▸ **What you need to do**: Put every line of the entries below into a Markdown table with two columns, Row and Entry line, and leave out any blank lines.

Element position data
* * *
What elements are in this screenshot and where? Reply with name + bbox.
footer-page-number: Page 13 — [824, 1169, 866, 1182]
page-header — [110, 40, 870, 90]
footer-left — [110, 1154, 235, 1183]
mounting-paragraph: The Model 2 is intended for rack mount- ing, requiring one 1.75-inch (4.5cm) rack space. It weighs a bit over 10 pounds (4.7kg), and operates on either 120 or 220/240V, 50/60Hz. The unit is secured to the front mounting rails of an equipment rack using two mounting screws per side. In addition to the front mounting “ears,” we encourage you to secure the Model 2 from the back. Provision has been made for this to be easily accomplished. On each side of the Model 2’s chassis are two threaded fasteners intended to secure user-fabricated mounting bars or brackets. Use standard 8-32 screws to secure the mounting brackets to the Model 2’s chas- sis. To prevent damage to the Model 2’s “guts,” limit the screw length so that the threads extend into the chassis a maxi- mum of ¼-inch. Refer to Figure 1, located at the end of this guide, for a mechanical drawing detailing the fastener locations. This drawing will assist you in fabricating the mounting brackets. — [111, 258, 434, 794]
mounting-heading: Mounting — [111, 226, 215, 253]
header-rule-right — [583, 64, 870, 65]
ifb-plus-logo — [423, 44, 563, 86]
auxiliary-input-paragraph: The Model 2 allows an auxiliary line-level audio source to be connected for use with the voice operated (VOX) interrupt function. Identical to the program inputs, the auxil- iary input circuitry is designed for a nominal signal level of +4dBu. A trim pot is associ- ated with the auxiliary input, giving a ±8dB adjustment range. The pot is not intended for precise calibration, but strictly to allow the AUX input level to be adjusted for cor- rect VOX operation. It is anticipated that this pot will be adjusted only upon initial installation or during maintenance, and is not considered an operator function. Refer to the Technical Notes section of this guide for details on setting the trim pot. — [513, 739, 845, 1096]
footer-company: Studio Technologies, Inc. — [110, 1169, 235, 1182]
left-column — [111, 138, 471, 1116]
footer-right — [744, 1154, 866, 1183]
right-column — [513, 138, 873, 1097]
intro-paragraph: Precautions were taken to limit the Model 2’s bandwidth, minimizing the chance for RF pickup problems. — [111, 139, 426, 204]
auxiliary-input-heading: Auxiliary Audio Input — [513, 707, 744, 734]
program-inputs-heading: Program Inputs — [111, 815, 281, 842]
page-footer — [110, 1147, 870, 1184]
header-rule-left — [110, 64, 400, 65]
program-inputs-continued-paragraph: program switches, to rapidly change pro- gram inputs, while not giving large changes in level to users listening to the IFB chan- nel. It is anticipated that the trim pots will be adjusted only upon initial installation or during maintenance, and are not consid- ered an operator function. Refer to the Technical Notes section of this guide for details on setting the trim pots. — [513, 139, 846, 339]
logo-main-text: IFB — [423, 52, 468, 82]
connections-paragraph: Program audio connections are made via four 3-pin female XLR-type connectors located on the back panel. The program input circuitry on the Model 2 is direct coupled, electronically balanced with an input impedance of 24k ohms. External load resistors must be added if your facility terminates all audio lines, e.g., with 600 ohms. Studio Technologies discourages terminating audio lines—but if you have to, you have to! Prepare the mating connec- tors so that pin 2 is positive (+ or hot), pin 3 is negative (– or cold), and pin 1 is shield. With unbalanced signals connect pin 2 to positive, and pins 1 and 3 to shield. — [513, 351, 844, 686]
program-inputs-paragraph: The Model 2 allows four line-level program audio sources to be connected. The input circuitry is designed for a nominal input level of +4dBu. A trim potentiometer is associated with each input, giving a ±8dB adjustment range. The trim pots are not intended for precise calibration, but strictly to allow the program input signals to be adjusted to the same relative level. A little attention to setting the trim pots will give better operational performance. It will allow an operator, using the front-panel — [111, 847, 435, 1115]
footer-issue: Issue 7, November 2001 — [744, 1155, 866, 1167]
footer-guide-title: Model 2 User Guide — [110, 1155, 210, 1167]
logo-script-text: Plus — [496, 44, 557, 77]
* * *
▸ **Solution**:
| Row | Entry line |
|---|---|
| 1 | What elements are in this screenshot and where? Reply with name + bbox. |
| 2 | footer-page-number: Page 13 — [824, 1169, 866, 1182] |
| 3 | page-header — [110, 40, 870, 90] |
| 4 | footer-left — [110, 1154, 235, 1183] |
| 5 | mounting-paragraph: The Model 2 is intended for rack mount- ing, requiring one 1.75-inch (4.5cm) rack space. It weighs a bit over 10 pounds (4.7kg), and operates on either 120 or 220/240V, 50/60Hz. The unit is secured to the front mounting rails of an equipment rack using two mounting screws per side. In addition to the front mounting “ears,” we encourage you to secure the Model 2 from the back. Provision has been made for this to be easily accomplished. On each side of the Model 2’s chassis are two threaded fasteners intended to secure user-fabricated mounting bars or brackets. Use standard 8-32 screws to secure the mounting brackets to the Model 2’s chas- sis. To prevent damage to the Model 2’s “guts,” limit the screw length so that the threads extend into the chassis a maxi- mum of ¼-inch. Refer to Figure 1, located at the end of this guide, for a mechanical drawing detailing the fastener locations. This drawing will assist you in fabricating the mounting brackets. — [111, 258, 434, 794] |
| 6 | mounting-heading: Mounting — [111, 226, 215, 253] |
| 7 | header-rule-right — [583, 64, 870, 65] |
| 8 | ifb-plus-logo — [423, 44, 563, 86] |
| 9 | auxiliary-input-paragraph: The Model 2 allows an auxiliary line-level audio source to be connected for use with the voice operated (VOX) interrupt function. Identical to the program inputs, the auxil- iary input circuitry is designed for a nominal signal level of +4dBu. A trim pot is associ- ated with the auxiliary input, giving a ±8dB adjustment range. The pot is not intended for precise calibration, but strictly to allow the AUX input level to be adjusted for cor- rect VOX operation. It is anticipated that this pot will be adjusted only upon initial installation or during maintenance, and is not considered an operator function. Refer to the Technical Notes section of this guide for details on setting the trim pot. — [513, 739, 845, 1096] |
| 10 | footer-company: Studio Technologies, Inc. — [110, 1169, 235, 1182] |
| 11 | left-column — [111, 138, 471, 1116] |
| 12 | footer-right — [744, 1154, 866, 1183] |
| 13 | right-column — [513, 138, 873, 1097] |
| 14 | intro-paragraph: Precautions were taken to limit the Model 2’s bandwidth, minimizing the chance for RF pickup problems. — [111, 139, 426, 204] |
| 15 | auxiliary-input-heading: Auxiliary Audio Input — [513, 707, 744, 734] |
| 16 | program-inputs-heading: Program Inputs — [111, 815, 281, 842] |
| 17 | page-footer — [110, 1147, 870, 1184] |
| 18 | header-rule-left — [110, 64, 400, 65] |
| 19 | program-inputs-continued-paragraph: program switches, to rapidly change pro- gram inputs, while not giving large changes in level to users listening to the IFB chan- nel. It is anticipated that the trim pots will be adjusted only upon initial installation or during maintenance, and are not consid- ered an operator function. Refer to the Technical Notes section of this guide for details on setting the trim pots. — [513, 139, 846, 339] |
| 20 | logo-main-text: IFB — [423, 52, 468, 82] |
| 21 | connections-paragraph: Program audio connections are made via four 3-pin female XLR-type connectors located on the back panel. The program input circuitry on the Model 2 is direct coupled, electronically balanced with an input impedance of 24k ohms. External load resistors must be added if your facility terminates all audio lines, e.g., with 600 ohms. Studio Technologies discourages terminating audio lines—but if you have to, you have to! Prepare the mating connec- tors so that pin 2 is positive (+ or hot), pin 3 is negative (– or cold), and pin 1 is shield. With unbalanced signals connect pin 2 to positive, and pins 1 and 3 to shield. — [513, 351, 844, 686] |
| 22 | program-inputs-paragraph: The Model 2 allows four line-level program audio sources to be connected. The input circuitry is designed for a nominal input level of +4dBu. A trim potentiometer is associated with each input, giving a ±8dB adjustment range. The trim pots are not intended for precise calibration, but strictly to allow the program input signals to be adjusted to the same relative level. A little attention to setting the trim pots will give better operational performance. It will allow an operator, using the front-panel — [111, 847, 435, 1115] |
| 23 | footer-issue: Issue 7, November 2001 — [744, 1155, 866, 1167] |
| 24 | footer-guide-title: Model 2 User Guide — [110, 1155, 210, 1167] |
| 25 | logo-script-text: Plus — [496, 44, 557, 77] |